BEGIN

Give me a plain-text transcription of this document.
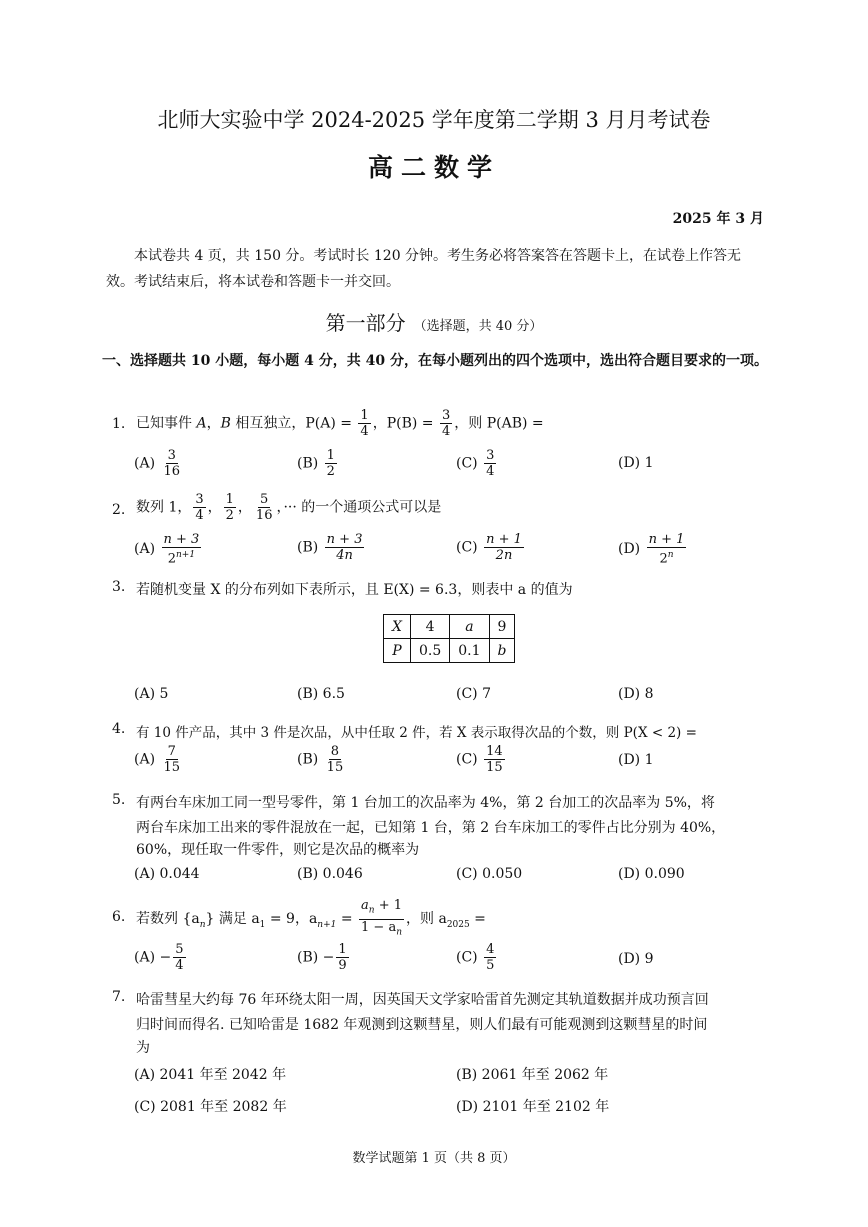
北师大实验中学 2024-2025 学年度第二学期 3 月月考试卷
高二数学
2025 年 3 月
本试卷共 4 页，共 150 分。考试时长 120 分钟。考生务必将答案答在答题卡上，在试卷上作答无效。考试结束后，将本试卷和答题卡一并交回。
第一部分 （选择题，共 40 分）
一、选择题共 10 小题，每小题 4 分，共 40 分，在每小题列出的四个选项中，选出符合题目要求的一项。
1. 已知事件 A，B 相互独立，$P(A) = \frac{1}{4}$ ，$P(B) = \frac{3}{4}$ ，则 P(AB) =
$(A) \frac{3}{16}$	$(B) \frac{1}{2}$	$(C) \frac{3}{4}$	(D) 1
2. 数列 1， $\frac{3}{4}$ ， $\frac{1}{2}$ ， $\frac{5}{16}$ ，··· 的一个通项公式可以是
$(A) \frac{n + 3}{2^{n+1}}$	$(B) \frac{n + 3}{4n}$	$(C) \frac{n + 1}{2n}$	$(D) \frac{n + 1}{2^n}$
3. 若随机变量 X 的分布列如下表所示，且 E(X) = 6.3，则表中 a 的值为
X	4	a	9
P	0.5	0.1	b
(A) 5	(B) 6.5	(C) 7	(D) 8
4. 有 10 件产品，其中 3 件是次品，从中任取 2 件，若 X 表示取得次品的个数，则 P(X < 2) =
$(A) \frac{7}{15}$	$(B) \frac{8}{15}$	$(C) \frac{14}{15}$	(D) 1
5. 有两台车床加工同一型号零件，第 1 台加工的次品率为 4%，第 2 台加工的次品率为 5%，将
两台车床加工出来的零件混放在一起，已知第 1 台，第 2 台车床加工的零件占比分别为 40%，
60%，现任取一件零件，则它是次品的概率为
(A) 0.044	(B) 0.046	(C) 0.050	(D) 0.090
6. 若数列 $\{a_n\}$ 满足 $a_1 = 9$，$a_{n+1} = \frac{a_n + 1}{1 - a_n}$ ，则 $a_{2025}$ =
$(A) - \frac{5}{4}$	$(B) - \frac{1}{9}$	$(C) \frac{4}{5}$	(D) 9
7. 哈雷彗星大约每 76 年环绕太阳一周，因英国天文学家哈雷首先测定其轨道数据并成功预言回
归时间而得名. 已知哈雷是 1682 年观测到这颗彗星，则人们最有可能观测到这颗彗星的时间
为
(A) 2041 年至 2042 年	(B) 2061 年至 2062 年
(C) 2081 年至 2082 年	(D) 2101 年至 2102 年
数学试题第 1 页（共 8 页）
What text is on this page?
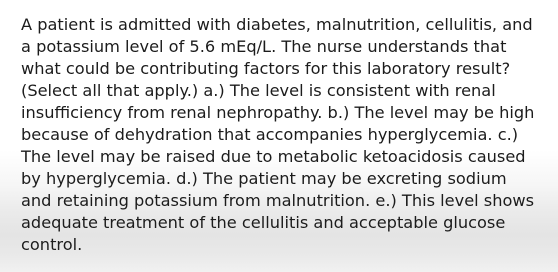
A patient is admitted with diabetes, malnutrition, cellulitis, and a potassium level of 5.6 mEq/L. The nurse understands that what could be contributing factors for this laboratory result? (Select all that apply.) a.) The level is consistent with renal insufficiency from renal nephropathy. b.) The level may be high because of dehydration that accompanies hyperglycemia. c.) The level may be raised due to metabolic ketoacidosis caused by hyperglycemia. d.) The patient may be excreting sodium and retaining potassium from malnutrition. e.) This level shows adequate treatment of the cellulitis and acceptable glucose control.
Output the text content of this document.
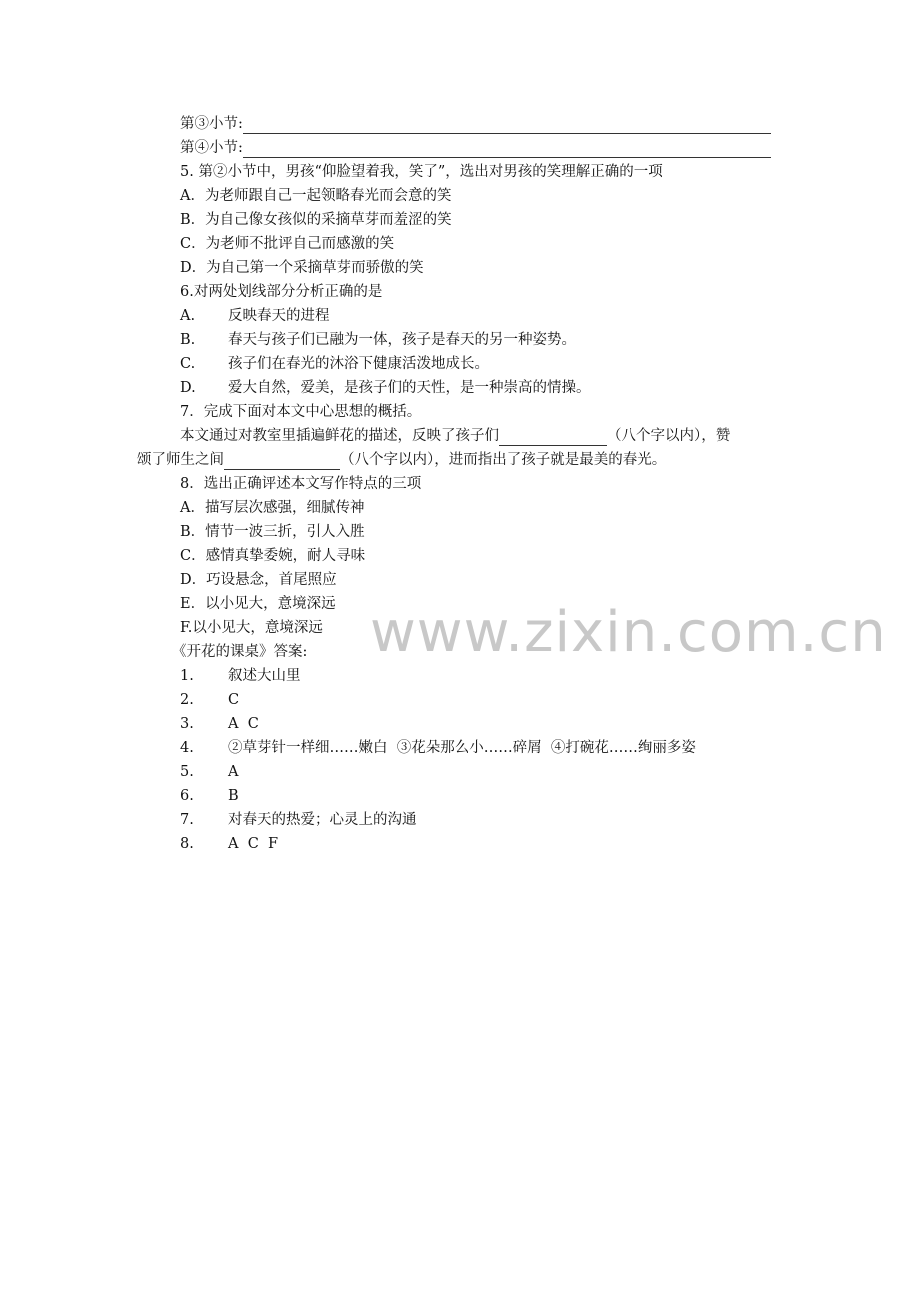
第③小节:
第④小节:
5. 第②小节中，男孩“仰脸望着我，笑了”，选出对男孩的笑理解正确的一项
A．为老师跟自己一起领略春光而会意的笑
B．为自己像女孩似的采摘草芽而羞涩的笑
C．为老师不批评自己而感激的笑
D．为自己第一个采摘草芽而骄傲的笑
6.对两处划线部分分析正确的是
A. 反映春天的进程
B. 春天与孩子们已融为一体，孩子是春天的另一种姿势。
C. 孩子们在春光的沐浴下健康活泼地成长。
D. 爱大自然，爱美，是孩子们的天性，是一种崇高的情操。
7．完成下面对本文中心思想的概括。
本文通过对教室里插遍鲜花的描述，反映了孩子们	（八个字以内），赞
颂了师生之间	（八个字以内），进而指出了孩子就是最美的春光。
8．选出正确评述本文写作特点的三项
A．描写层次感强，细腻传神
B．情节一波三折，引人入胜
C．感情真挚委婉，耐人寻味
D．巧设悬念，首尾照应
E．以小见大，意境深远
F.以小见大，意境深远
《开花的课桌》答案:
1. 叙述大山里
2. C
3. A  C
4. ②草芽针一样细……嫩白  ③花朵那么小……碎屑  ④打碗花……绚丽多姿
5. A
6. B
7. 对春天的热爱；心灵上的沟通
8. A  C  F
www.zixin.com.cn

END

→ WRITTEN EXERCISE:
Using the records above, pull out each line where the word "八个字以内" occurs.

→ TASK RESPONSE:
本文通过对教室里插遍鲜花的描述，反映了孩子们	（八个字以内），赞
颂了师生之间	（八个字以内），进而指出了孩子就是最美的春光。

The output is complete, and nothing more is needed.